>> begin
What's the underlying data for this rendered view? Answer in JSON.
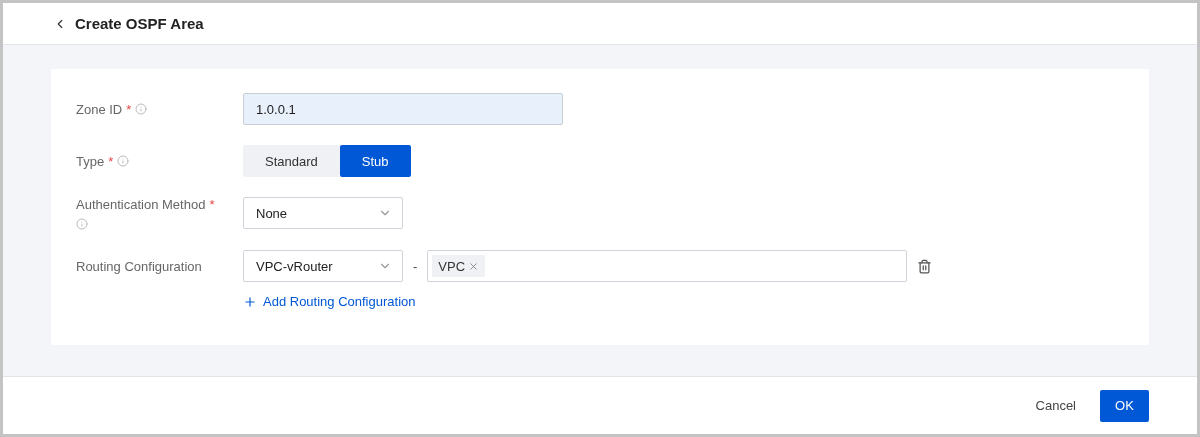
{
  "title": "Create OSPF Area",
  "fields": [
    {
      "kind": "input",
      "label": "Zone ID",
      "mark": "*",
      "info": true,
      "value": "1.0.0.1"
    },
    {
      "kind": "toggle",
      "label": "Type",
      "mark": "*",
      "info": true,
      "options": [
        {
          "label": "Standard",
          "selected": false
        },
        {
          "label": "Stub",
          "selected": true
        }
      ]
    },
    {
      "kind": "select",
      "label": "Authentication Method",
      "mark": "*",
      "info": true,
      "value": "None"
    },
    {
      "kind": "routing",
      "label": "Routing Configuration",
      "select": "VPC-vRouter",
      "separator": "-",
      "tags": [
        {
          "label": "VPC"
        }
      ],
      "add_link": "Add Routing Configuration"
    }
  ],
  "footer": {
    "cancel": "Cancel",
    "ok": "OK"
  }
}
>> end
PROBLEM DETAILS.
Copy the records exactly as they appear, excluding images.

COMPLETE ANSWER.
What's the underlying data for this rendered view? Answer in JSON.
{
  "title": "Create OSPF Area",
  "fields": [
    {
      "kind": "input",
      "label": "Zone ID",
      "mark": "*",
      "info": true,
      "value": "1.0.0.1"
    },
    {
      "kind": "toggle",
      "label": "Type",
      "mark": "*",
      "info": true,
      "options": [
        {
          "label": "Standard",
          "selected": false
        },
        {
          "label": "Stub",
          "selected": true
        }
      ]
    },
    {
      "kind": "select",
      "label": "Authentication Method",
      "mark": "*",
      "info": true,
      "value": "None"
    },
    {
      "kind": "routing",
      "label": "Routing Configuration",
      "select": "VPC-vRouter",
      "separator": "-",
      "tags": [
        {
          "label": "VPC"
        }
      ],
      "add_link": "Add Routing Configuration"
    }
  ],
  "footer": {
    "cancel": "Cancel",
    "ok": "OK"
  }
}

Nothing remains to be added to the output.